[Goal of the exercise]
From the listing below, pull out all lines with "this" in them.

BEGIN Exercise material

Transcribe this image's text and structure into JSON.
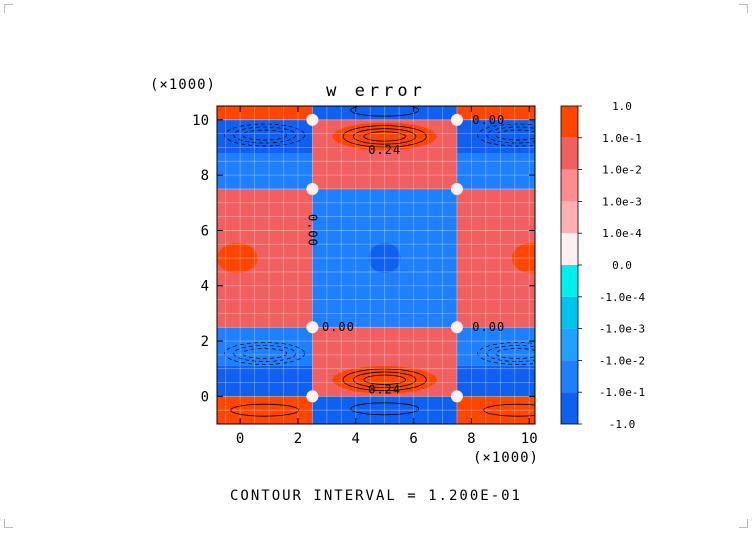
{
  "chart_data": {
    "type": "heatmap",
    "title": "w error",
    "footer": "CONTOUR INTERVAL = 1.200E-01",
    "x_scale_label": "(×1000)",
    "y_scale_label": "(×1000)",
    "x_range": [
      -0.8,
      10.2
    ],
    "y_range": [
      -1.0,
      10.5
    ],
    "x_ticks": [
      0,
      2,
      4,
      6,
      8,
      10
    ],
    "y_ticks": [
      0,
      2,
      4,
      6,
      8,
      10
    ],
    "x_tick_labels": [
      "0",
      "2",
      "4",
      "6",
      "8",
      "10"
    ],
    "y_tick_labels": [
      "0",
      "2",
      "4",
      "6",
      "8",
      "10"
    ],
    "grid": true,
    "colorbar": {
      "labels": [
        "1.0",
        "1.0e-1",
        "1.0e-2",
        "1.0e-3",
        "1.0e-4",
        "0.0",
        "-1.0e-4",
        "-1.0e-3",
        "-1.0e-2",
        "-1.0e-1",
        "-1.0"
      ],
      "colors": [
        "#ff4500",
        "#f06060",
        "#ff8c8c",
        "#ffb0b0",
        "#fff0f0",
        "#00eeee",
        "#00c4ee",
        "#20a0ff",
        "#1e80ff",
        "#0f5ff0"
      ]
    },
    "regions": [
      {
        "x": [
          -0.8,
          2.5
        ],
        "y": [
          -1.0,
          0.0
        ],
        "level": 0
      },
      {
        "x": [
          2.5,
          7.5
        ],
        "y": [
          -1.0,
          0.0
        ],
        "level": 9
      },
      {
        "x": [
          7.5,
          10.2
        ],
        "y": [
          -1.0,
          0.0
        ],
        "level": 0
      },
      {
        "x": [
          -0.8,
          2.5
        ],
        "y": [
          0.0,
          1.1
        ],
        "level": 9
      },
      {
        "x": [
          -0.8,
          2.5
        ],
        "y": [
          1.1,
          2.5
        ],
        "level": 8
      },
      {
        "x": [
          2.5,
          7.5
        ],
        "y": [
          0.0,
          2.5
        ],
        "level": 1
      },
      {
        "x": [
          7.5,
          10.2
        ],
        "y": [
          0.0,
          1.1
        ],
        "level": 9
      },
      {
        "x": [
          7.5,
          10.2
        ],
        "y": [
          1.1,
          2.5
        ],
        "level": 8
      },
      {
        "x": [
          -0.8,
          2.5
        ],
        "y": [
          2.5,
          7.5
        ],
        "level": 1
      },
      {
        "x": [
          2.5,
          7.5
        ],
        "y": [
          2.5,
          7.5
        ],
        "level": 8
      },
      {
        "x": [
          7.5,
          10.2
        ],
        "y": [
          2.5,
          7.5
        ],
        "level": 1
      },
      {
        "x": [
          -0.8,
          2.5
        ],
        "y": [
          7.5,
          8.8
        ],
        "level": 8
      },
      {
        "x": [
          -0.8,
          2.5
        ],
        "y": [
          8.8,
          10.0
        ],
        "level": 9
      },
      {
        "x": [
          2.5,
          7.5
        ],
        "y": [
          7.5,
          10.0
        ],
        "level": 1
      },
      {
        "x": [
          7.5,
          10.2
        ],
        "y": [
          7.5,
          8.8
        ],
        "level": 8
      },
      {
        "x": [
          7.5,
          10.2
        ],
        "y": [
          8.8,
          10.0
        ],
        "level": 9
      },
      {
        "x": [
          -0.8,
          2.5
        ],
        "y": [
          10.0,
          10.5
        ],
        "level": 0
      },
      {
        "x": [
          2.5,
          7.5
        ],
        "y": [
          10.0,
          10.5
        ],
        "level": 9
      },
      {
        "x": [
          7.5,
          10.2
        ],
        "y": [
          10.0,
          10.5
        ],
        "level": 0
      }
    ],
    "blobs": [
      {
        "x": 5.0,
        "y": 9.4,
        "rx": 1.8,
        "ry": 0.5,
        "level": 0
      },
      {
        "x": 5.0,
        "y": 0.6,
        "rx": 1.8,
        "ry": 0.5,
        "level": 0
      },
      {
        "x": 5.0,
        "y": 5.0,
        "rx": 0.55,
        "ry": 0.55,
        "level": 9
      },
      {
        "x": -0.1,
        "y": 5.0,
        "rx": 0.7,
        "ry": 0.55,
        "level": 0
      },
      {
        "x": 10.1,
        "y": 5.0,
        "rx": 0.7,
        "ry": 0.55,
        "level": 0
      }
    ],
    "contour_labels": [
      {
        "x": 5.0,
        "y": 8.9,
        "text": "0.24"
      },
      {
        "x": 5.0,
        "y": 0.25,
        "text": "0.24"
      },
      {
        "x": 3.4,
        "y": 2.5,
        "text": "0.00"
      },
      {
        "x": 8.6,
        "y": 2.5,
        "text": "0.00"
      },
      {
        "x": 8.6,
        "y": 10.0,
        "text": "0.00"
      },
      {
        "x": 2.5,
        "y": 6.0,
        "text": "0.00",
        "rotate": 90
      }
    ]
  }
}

END Exercise material
BEGIN Exercise material

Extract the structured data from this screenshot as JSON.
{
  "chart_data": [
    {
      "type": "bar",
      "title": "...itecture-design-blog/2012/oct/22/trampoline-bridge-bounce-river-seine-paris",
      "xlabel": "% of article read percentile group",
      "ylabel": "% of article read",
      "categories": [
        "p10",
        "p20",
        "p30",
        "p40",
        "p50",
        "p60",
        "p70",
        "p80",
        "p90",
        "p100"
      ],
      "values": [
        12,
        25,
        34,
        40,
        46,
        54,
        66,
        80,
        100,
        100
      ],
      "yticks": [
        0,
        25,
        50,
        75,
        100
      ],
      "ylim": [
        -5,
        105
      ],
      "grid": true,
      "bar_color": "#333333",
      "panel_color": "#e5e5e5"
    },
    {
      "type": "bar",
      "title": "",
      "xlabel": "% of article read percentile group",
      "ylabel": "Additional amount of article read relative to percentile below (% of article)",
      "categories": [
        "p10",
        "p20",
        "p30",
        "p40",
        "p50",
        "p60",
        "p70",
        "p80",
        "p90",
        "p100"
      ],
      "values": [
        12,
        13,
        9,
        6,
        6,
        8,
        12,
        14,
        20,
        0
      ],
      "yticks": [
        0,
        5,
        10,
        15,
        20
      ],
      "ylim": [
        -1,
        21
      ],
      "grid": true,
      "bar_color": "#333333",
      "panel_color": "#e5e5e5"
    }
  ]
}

END Exercise material

[Reply to the task]
Transcribe this image's text and structure into JSON.
Extract the structured data from this screenshot as JSON.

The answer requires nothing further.